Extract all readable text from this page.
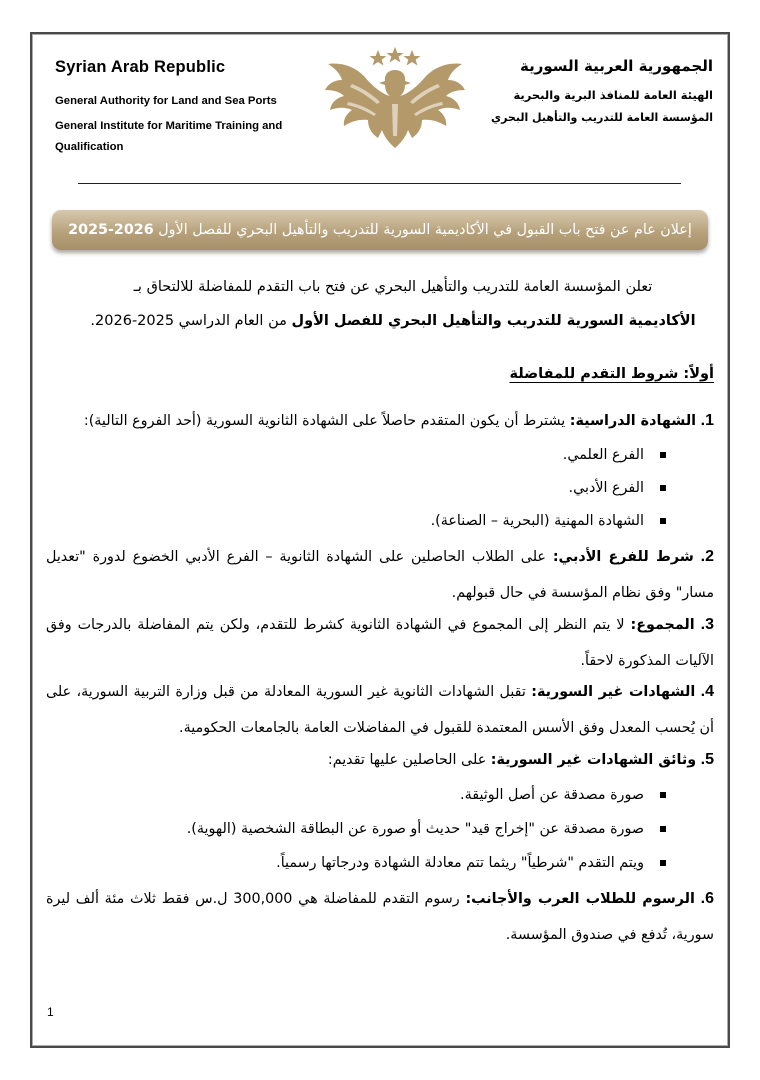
Syrian Arab Republic
General Authority for Land and Sea Ports
General Institute for Maritime Training and Qualification
الجمهورية العربية السورية
الهيئة العامة للمنافذ البرية والبحرية
المؤسسة العامة للتدريب والتأهيل البحري
إعلان عام عن فتح باب القبول في الأكاديمية السورية للتدريب والتأهيل البحري للفصل الأول 2026-2025
تعلن المؤسسة العامة للتدريب والتأهيل البحري عن فتح باب التقدم للمفاضلة للالتحاق بـ
الأكاديمية السورية للتدريب والتأهيل البحري للفصل الأول من العام الدراسي 2025-2026.
أولاً: شروط التقدم للمفاضلة
1. الشهادة الدراسية: يشترط أن يكون المتقدم حاصلاً على الشهادة الثانوية السورية (أحد الفروع التالية):
الفرع العلمي.
الفرع الأدبي.
الشهادة المهنية (البحرية – الصناعة).
2. شرط للفرع الأدبي: على الطلاب الحاصلين على الشهادة الثانوية – الفرع الأدبي الخضوع لدورة "تعديل مسار" وفق نظام المؤسسة في حال قبولهم.
3. المجموع: لا يتم النظر إلى المجموع في الشهادة الثانوية كشرط للتقدم، ولكن يتم المفاضلة بالدرجات وفق الآليات المذكورة لاحقاً.
4. الشهادات غير السورية: تقبل الشهادات الثانوية غير السورية المعادلة من قبل وزارة التربية السورية، على أن يُحسب المعدل وفق الأسس المعتمدة للقبول في المفاضلات العامة بالجامعات الحكومية.
5. وثائق الشهادات غير السورية: على الحاصلين عليها تقديم:
صورة مصدقة عن أصل الوثيقة.
صورة مصدقة عن "إخراج قيد" حديث أو صورة عن البطاقة الشخصية (الهوية).
ويتم التقدم "شرطياً" ريثما تتم معادلة الشهادة ودرجاتها رسمياً.
6. الرسوم للطلاب العرب والأجانب: رسوم التقدم للمفاضلة هي 300,000 ل.س فقط ثلاث مئة ألف ليرة سورية، تُدفع في صندوق المؤسسة.
1
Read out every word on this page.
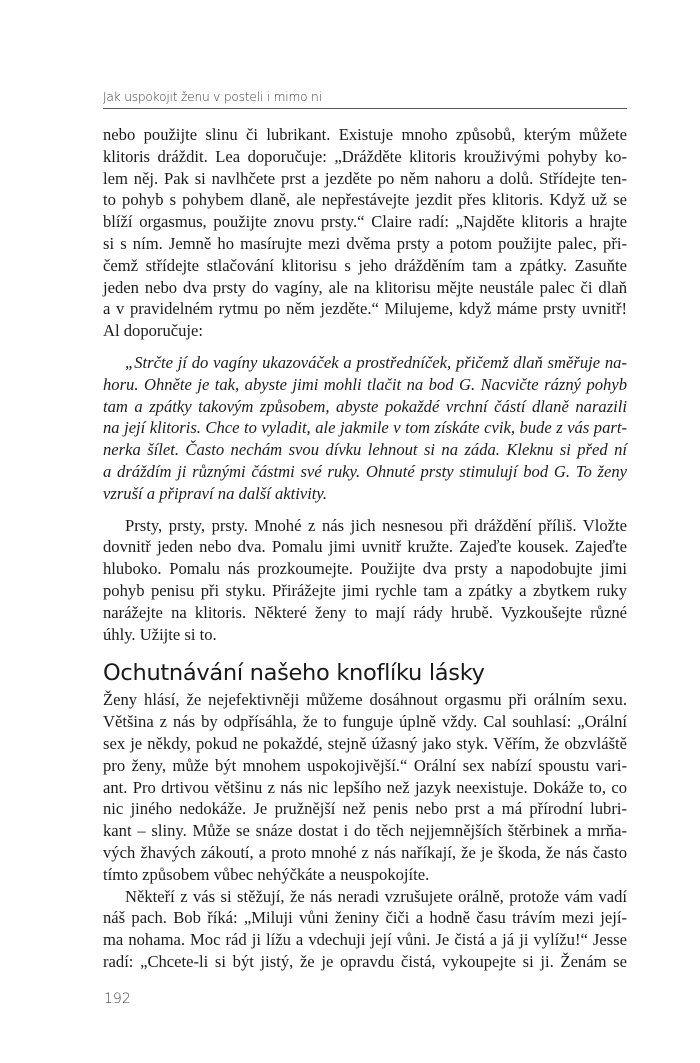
Jak uspokojit ženu v posteli i mimo ni

nebo použijte slinu či lubrikant. Existuje mnoho způsobů, kterým můžete
klitoris dráždit. Lea doporučuje: „Drážděte klitoris krouživými pohyby ko-
lem něj. Pak si navlhčete prst a jezděte po něm nahoru a dolů. Střídejte ten-
to pohyb s pohybem dlaně, ale nepřestávejte jezdit přes klitoris. Když už se
blíží orgasmus, použijte znovu prsty.“ Claire radí: „Najděte klitoris a hrajte
si s ním. Jemně ho masírujte mezi dvěma prsty a potom použijte palec, při-
čemž střídejte stlačování klitorisu s jeho drážděním tam a zpátky. Zasuňte
jeden nebo dva prsty do vagíny, ale na klitorisu mějte neustále palec či dlaň
a v pravidelném rytmu po něm jezděte.“ Milujeme, když máme prsty uvnitř!
Al doporučuje:

„Strčte jí do vagíny ukazováček a prostředníček, přičemž dlaň směřuje na-
horu. Ohněte je tak, abyste jimi mohli tlačit na bod G. Nacvičte rázný pohyb
tam a zpátky takovým způsobem, abyste pokaždé vrchní částí dlaně narazili
na její klitoris. Chce to vyladit, ale jakmile v tom získáte cvik, bude z vás part-
nerka šílet. Často nechám svou dívku lehnout si na záda. Kleknu si před ní
a dráždím ji různými částmi své ruky. Ohnuté prsty stimulují bod G. To ženy
vzruší a připraví na další aktivity.

Prsty, prsty, prsty. Mnohé z nás jich nesnesou při dráždění příliš. Vložte
dovnitř jeden nebo dva. Pomalu jimi uvnitř kružte. Zajeďte kousek. Zajeďte
hluboko. Pomalu nás prozkoumejte. Použijte dva prsty a napodobujte jimi
pohyb penisu při styku. Přirážejte jimi rychle tam a zpátky a zbytkem ruky
narážejte na klitoris. Některé ženy to mají rády hrubě. Vyzkoušejte různé
úhly. Užijte si to.

Ochutnávání našeho knoflíku lásky

Ženy hlásí, že nejefektivněji můžeme dosáhnout orgasmu při orálním sexu.
Většina z nás by odpřísáhla, že to funguje úplně vždy. Cal souhlasí: „Orální
sex je někdy, pokud ne pokaždé, stejně úžasný jako styk. Věřím, že obzvláště
pro ženy, může být mnohem uspokojivější.“ Orální sex nabízí spoustu vari-
ant. Pro drtivou většinu z nás nic lepšího než jazyk neexistuje. Dokáže to, co
nic jiného nedokáže. Je pružnější než penis nebo prst a má přírodní lubri-
kant – sliny. Může se snáze dostat i do těch nejjemnějších štěrbinek a mrňa-
vých žhavých zákoutí, a proto mnohé z nás naříkají, že je škoda, že nás často
tímto způsobem vůbec nehýčkáte a neuspokojíte.

Někteří z vás si stěžují, že nás neradi vzrušujete orálně, protože vám vadí
náš pach. Bob říká: „Miluji vůni ženiny čiči a hodně času trávím mezi její-
ma nohama. Moc rád ji lížu a vdechuji její vůni. Je čistá a já ji vylížu!“ Jesse
radí: „Chcete-li si být jistý, že je opravdu čistá, vykoupejte si ji. Ženám se

192
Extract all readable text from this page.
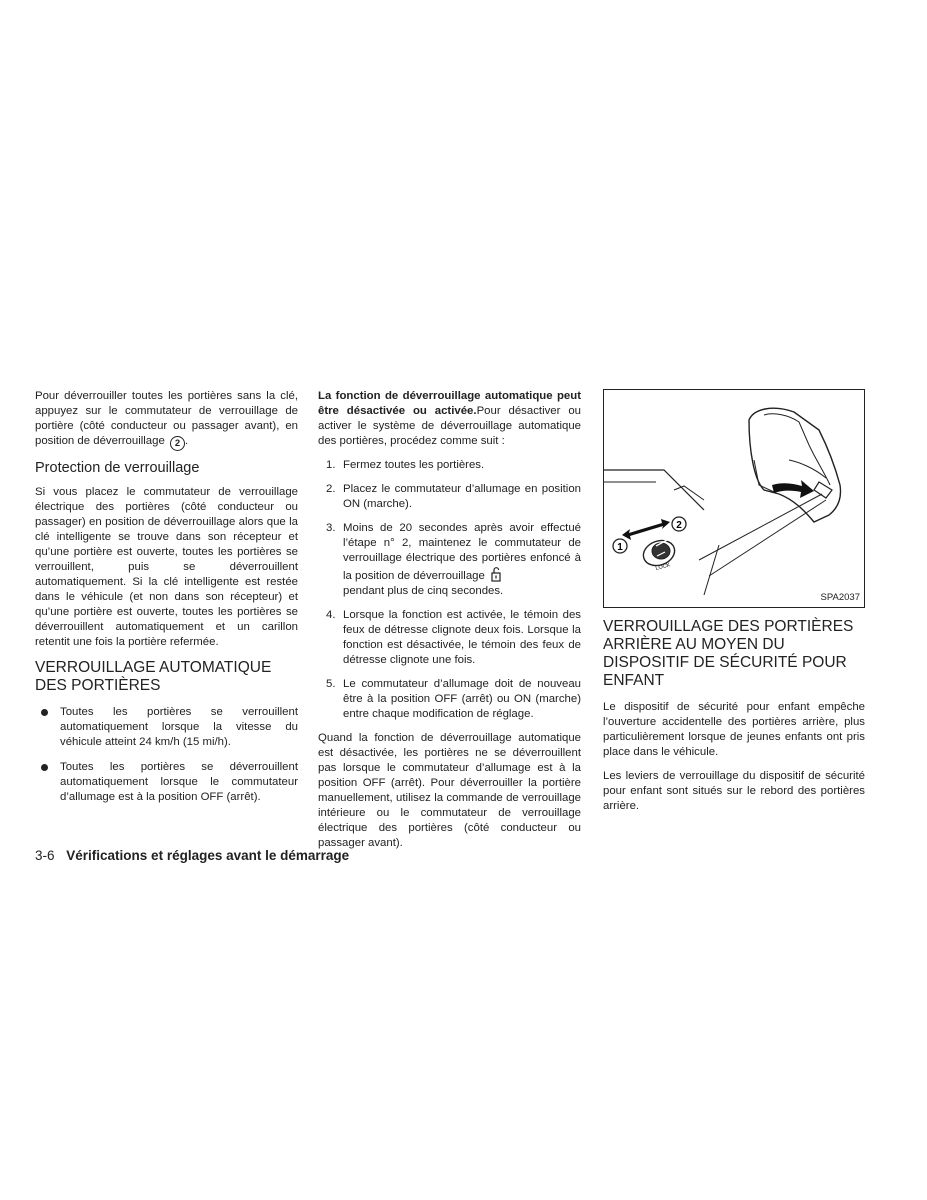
Pour déverrouiller toutes les portières sans la clé, appuyez sur le commutateur de verrouillage de portière (côté conducteur ou passager avant), en position de déverrouillage 2 .

Protection de verrouillage

Si vous placez le commutateur de verrouillage électrique des portières (côté conducteur ou passager) en position de déverrouillage alors que la clé intelligente se trouve dans son récepteur et qu’une portière est ouverte, toutes les portières se verrouillent, puis se déverrouillent automatiquement. Si la clé intelligente est restée dans le véhicule (et non dans son récepteur) et qu’une portière est ouverte, toutes les portières se déverrouillent automatiquement et un carillon retentit une fois la portière refermée.

VERROUILLAGE AUTOMATIQUE DES PORTIÈRES
Toutes les portières se verrouillent automatiquement lorsque la vitesse du véhicule atteint 24 km/h (15 mi/h).
Toutes les portières se déverrouillent automatiquement lorsque le commutateur d’allumage est à la position OFF (arrêt).

La fonction de déverrouillage automatique peut être désactivée ou activée.Pour désactiver ou activer le système de déverrouillage automatique des portières, procédez comme suit :

1. Fermez toutes les portières.
2. Placez le commutateur d’allumage en position ON (marche).
3. Moins de 20 secondes après avoir effectué l’étape n° 2, maintenez le commutateur de verrouillage électrique des portières enfoncé à la position de déverrouillage
pendant plus de cinq secondes.
4. Lorsque la fonction est activée, le témoin des feux de détresse clignote deux fois. Lorsque la fonction est désactivée, le témoin des feux de détresse clignote une fois.
5. Le commutateur d’allumage doit de nouveau être à la position OFF (arrêt) ou ON (marche) entre chaque modification de réglage.

Quand la fonction de déverrouillage automatique est désactivée, les portières ne se déverrouillent pas lorsque le commutateur d’allumage est à la position OFF (arrêt). Pour déverrouiller la portière manuellement, utilisez la commande de verrouillage intérieure ou le commutateur de verrouillage électrique des portières (côté conducteur ou passager avant).

1
2
LOCK
SPA2037
VERROUILLAGE DES PORTIÈRES ARRIÈRE AU MOYEN DU DISPOSITIF DE SÉCURITÉ POUR ENFANT

Le dispositif de sécurité pour enfant empêche l’ouverture accidentelle des portières arrière, plus particulièrement lorsque de jeunes enfants ont pris place dans le véhicule.

Les leviers de verrouillage du dispositif de sécurité pour enfant sont situés sur le rebord des portières arrière.

3-6 Vérifications et réglages avant le démarrage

= = = =

__SET EXERCISE__
Identify all lines in the records above with the word "zpátky".

__TASK ANSWER__
čemž střídejte stlačování klitorisu s jeho drážděním tam a zpátky. Zasuňte
tam a zpátky takovým způsobem, abyste pokaždé vrchní částí dlaně narazili
pohyb penisu při styku. Přirážejte jimi rychle tam a zpátky a zbytkem ruky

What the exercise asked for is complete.